**Task statement**:
Copy each line below exactly and leave the pictures out.

**Given information**:
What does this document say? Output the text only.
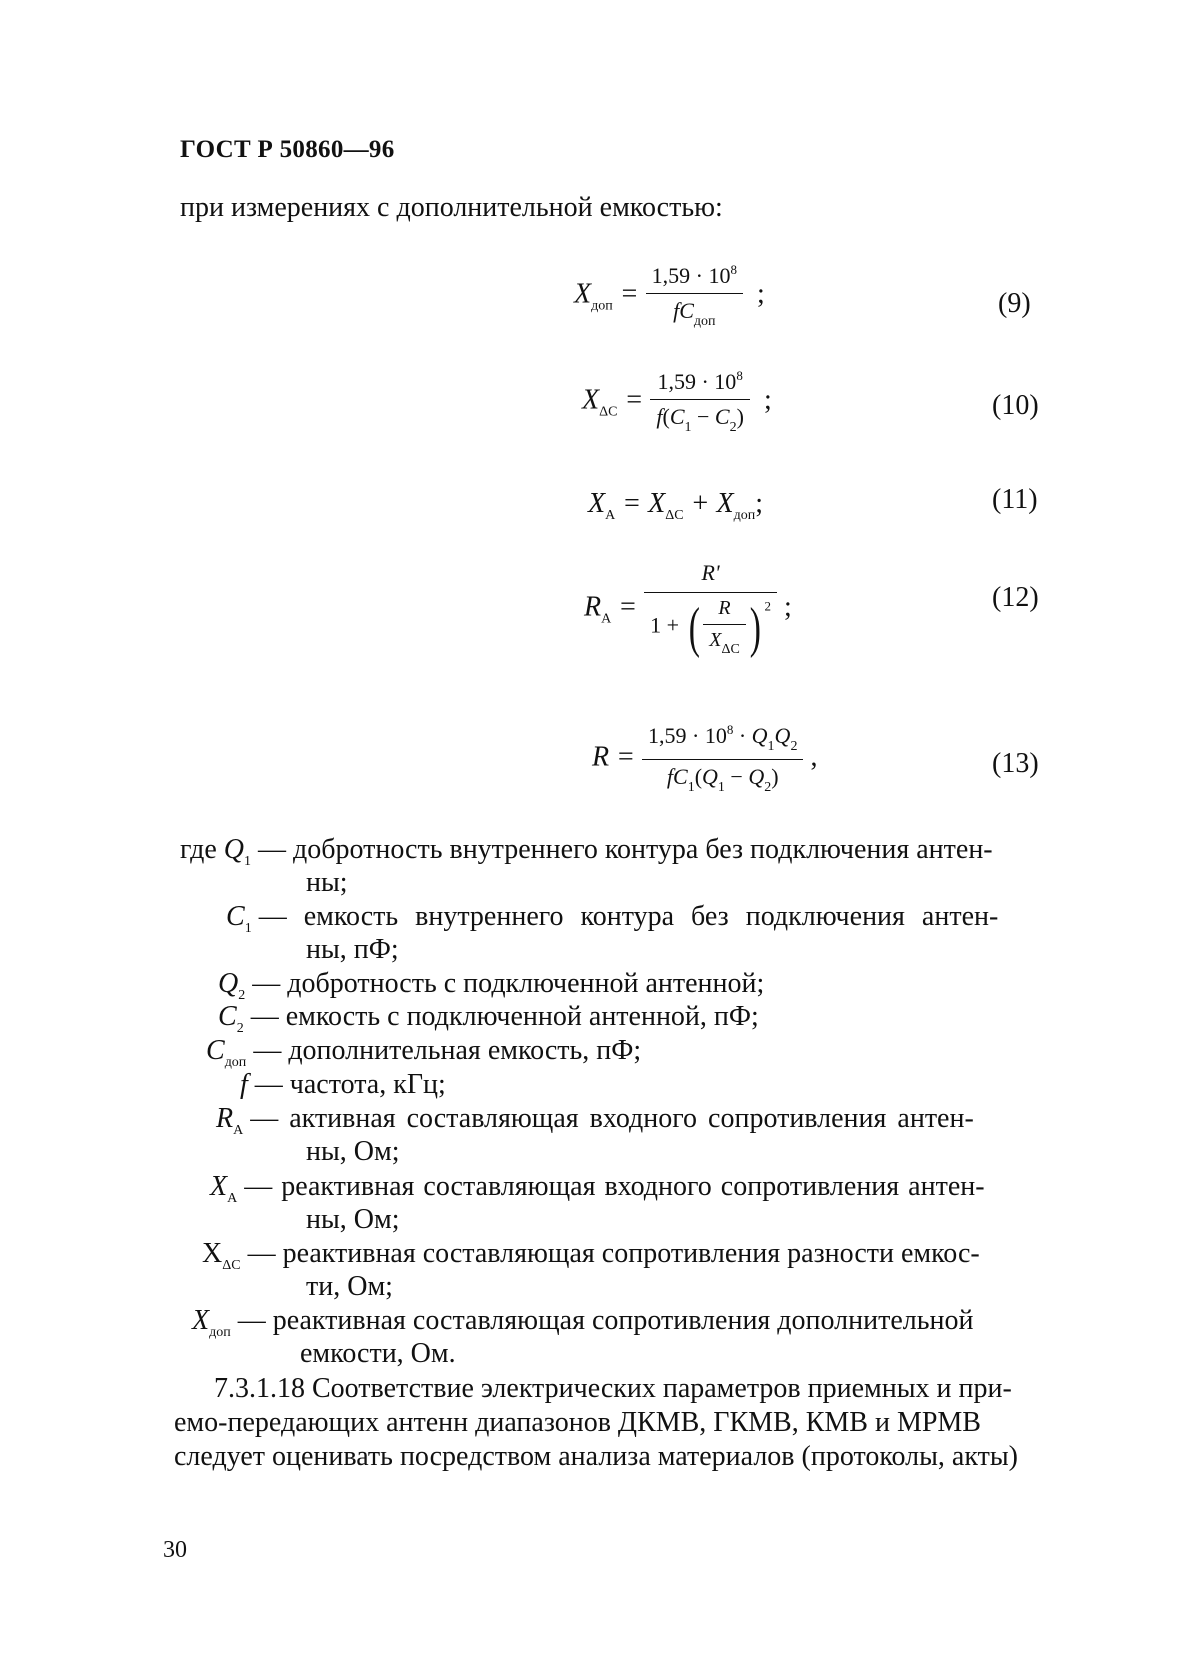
ГОСТ Р 50860—96
при измерениях с дополнительной емкостью:
$X_{доп} = \frac{1,59 \cdot 10^8}{fC_{доп}}$ ;	(9)
$X_{\Delta C} = \frac{1,59 \cdot 10^8}{f(C_1 - C_2)}$ ;	(10)
$X_А = X_{\Delta C} + X_{доп}$;	(11)
$R_А = \frac{R'}{1 + ( \frac{R}{X_{\Delta C}} ) ^2}$ ;	(12)
$R = \frac{1,59 \cdot 10^8 \cdot Q_1Q_2}{fC_1(Q_1 - Q_2)}$ ,	(13)
где $Q_1$ — добротность внутреннего контура без подключения антен-
ны;
$C_1$ — емкость внутреннего контура без подключения антен-
ны, пФ;
$Q_2$ — добротность с подключенной антенной;
$C_2$ — емкость с подключенной антенной, пФ;
$C_{доп}$ — дополнительная емкость, пФ;
f — частота, кГц;
$R_А$ — активная составляющая входного сопротивления антен-
ны, Ом;
$X_А$ — реактивная составляющая входного сопротивления антен-
ны, Ом;
$X_{\Delta C}$ — реактивная составляющая сопротивления разности емкос-
ти, Ом;
$X_{доп}$ — реактивная составляющая сопротивления дополнительной
емкости, Ом.
7.3.1.18 Соответствие электрических параметров приемных и при-
емо-передающих антенн диапазонов ДКМВ, ГКМВ, КМВ и МРМВ
следует оценивать посредством анализа материалов (протоколы, акты)
30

**Worked solution**:
What does this document say? Output the text only.
ГОСТ Р 50860—96
при измерениях с дополнительной емкостью:
$X_{доп} = \frac{1,59 \cdot 10^8}{fC_{доп}}$ ;	(9)
$X_{\Delta C} = \frac{1,59 \cdot 10^8}{f(C_1 - C_2)}$ ;	(10)
$X_А = X_{\Delta C} + X_{доп}$;	(11)
$R_А = \frac{R'}{1 + ( \frac{R}{X_{\Delta C}} ) ^2}$ ;	(12)
$R = \frac{1,59 \cdot 10^8 \cdot Q_1Q_2}{fC_1(Q_1 - Q_2)}$ ,	(13)
где $Q_1$ — добротность внутреннего контура без подключения антен-
ны;
$C_1$ — емкость внутреннего контура без подключения антен-
ны, пФ;
$Q_2$ — добротность с подключенной антенной;
$C_2$ — емкость с подключенной антенной, пФ;
$C_{доп}$ — дополнительная емкость, пФ;
f — частота, кГц;
$R_А$ — активная составляющая входного сопротивления антен-
ны, Ом;
$X_А$ — реактивная составляющая входного сопротивления антен-
ны, Ом;
$X_{\Delta C}$ — реактивная составляющая сопротивления разности емкос-
ти, Ом;
$X_{доп}$ — реактивная составляющая сопротивления дополнительной
емкости, Ом.
7.3.1.18 Соответствие электрических параметров приемных и при-
емо-передающих антенн диапазонов ДКМВ, ГКМВ, КМВ и МРМВ
следует оценивать посредством анализа материалов (протоколы, акты)
30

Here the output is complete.